What the task requires
Will you write out the data exactly, excluding every picture?

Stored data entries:
┏━━

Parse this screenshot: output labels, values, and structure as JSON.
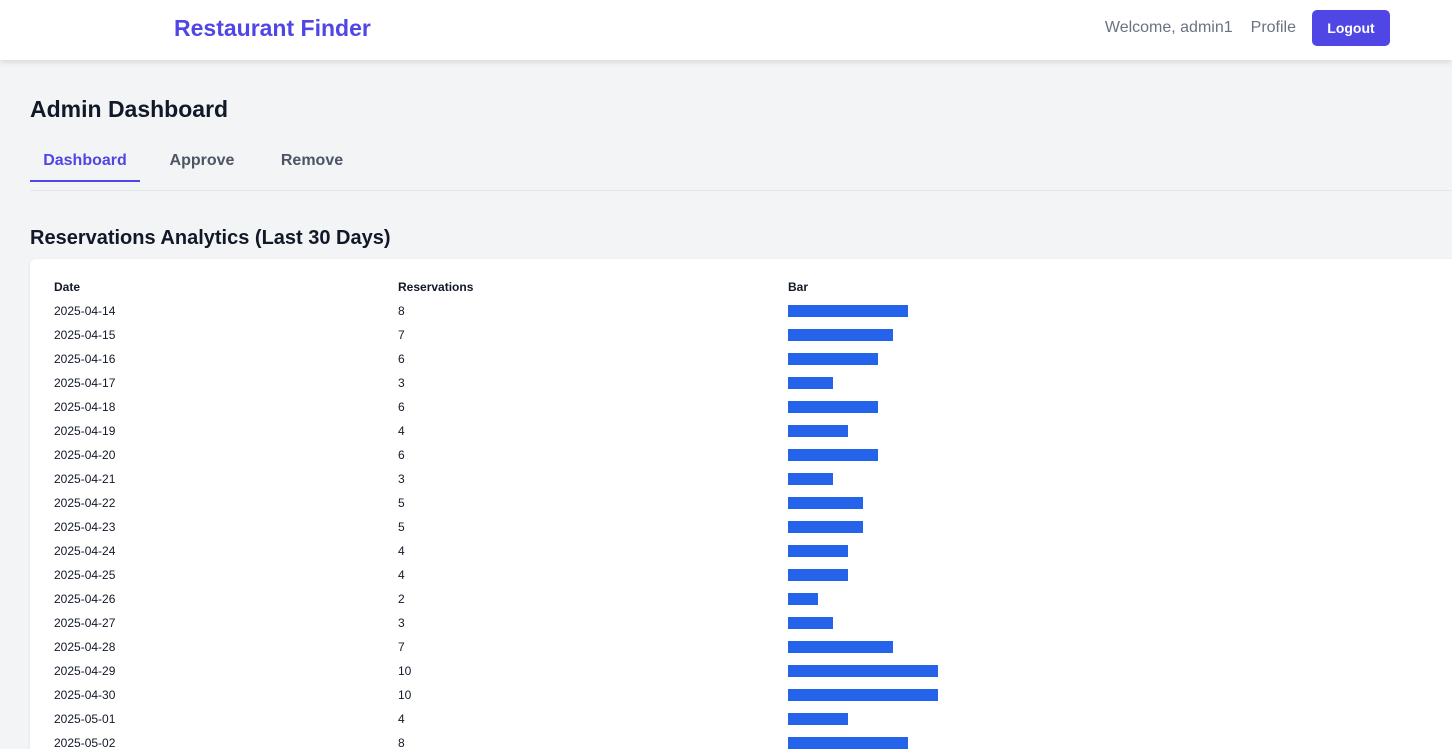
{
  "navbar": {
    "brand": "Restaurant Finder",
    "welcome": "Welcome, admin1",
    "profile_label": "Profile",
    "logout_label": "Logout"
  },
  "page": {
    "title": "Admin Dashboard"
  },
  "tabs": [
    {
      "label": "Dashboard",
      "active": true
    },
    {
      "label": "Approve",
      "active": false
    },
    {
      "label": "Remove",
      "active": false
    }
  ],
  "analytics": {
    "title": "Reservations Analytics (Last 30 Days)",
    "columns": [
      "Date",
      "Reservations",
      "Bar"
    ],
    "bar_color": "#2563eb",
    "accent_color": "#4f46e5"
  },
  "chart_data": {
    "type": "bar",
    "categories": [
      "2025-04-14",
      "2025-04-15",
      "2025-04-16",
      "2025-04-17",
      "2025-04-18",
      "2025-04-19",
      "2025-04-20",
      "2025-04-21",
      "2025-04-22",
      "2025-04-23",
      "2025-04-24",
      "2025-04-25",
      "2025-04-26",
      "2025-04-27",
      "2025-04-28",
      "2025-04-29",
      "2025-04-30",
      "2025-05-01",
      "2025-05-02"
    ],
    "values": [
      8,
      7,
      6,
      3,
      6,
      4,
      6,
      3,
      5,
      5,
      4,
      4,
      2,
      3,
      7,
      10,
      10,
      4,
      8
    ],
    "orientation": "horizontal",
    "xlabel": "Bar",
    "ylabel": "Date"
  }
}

┗━━

Response to this task
Parse this screenshot: output labels, values, and structure as JSON.
{
  "navbar": {
    "brand": "Restaurant Finder",
    "welcome": "Welcome, admin1",
    "profile_label": "Profile",
    "logout_label": "Logout"
  },
  "page": {
    "title": "Admin Dashboard"
  },
  "tabs": [
    {
      "label": "Dashboard",
      "active": true
    },
    {
      "label": "Approve",
      "active": false
    },
    {
      "label": "Remove",
      "active": false
    }
  ],
  "analytics": {
    "title": "Reservations Analytics (Last 30 Days)",
    "columns": [
      "Date",
      "Reservations",
      "Bar"
    ],
    "bar_color": "#2563eb",
    "accent_color": "#4f46e5"
  },
  "chart_data": {
    "type": "bar",
    "categories": [
      "2025-04-14",
      "2025-04-15",
      "2025-04-16",
      "2025-04-17",
      "2025-04-18",
      "2025-04-19",
      "2025-04-20",
      "2025-04-21",
      "2025-04-22",
      "2025-04-23",
      "2025-04-24",
      "2025-04-25",
      "2025-04-26",
      "2025-04-27",
      "2025-04-28",
      "2025-04-29",
      "2025-04-30",
      "2025-05-01",
      "2025-05-02"
    ],
    "values": [
      8,
      7,
      6,
      3,
      6,
      4,
      6,
      3,
      5,
      5,
      4,
      4,
      2,
      3,
      7,
      10,
      10,
      4,
      8
    ],
    "orientation": "horizontal",
    "xlabel": "Bar",
    "ylabel": "Date"
  }
}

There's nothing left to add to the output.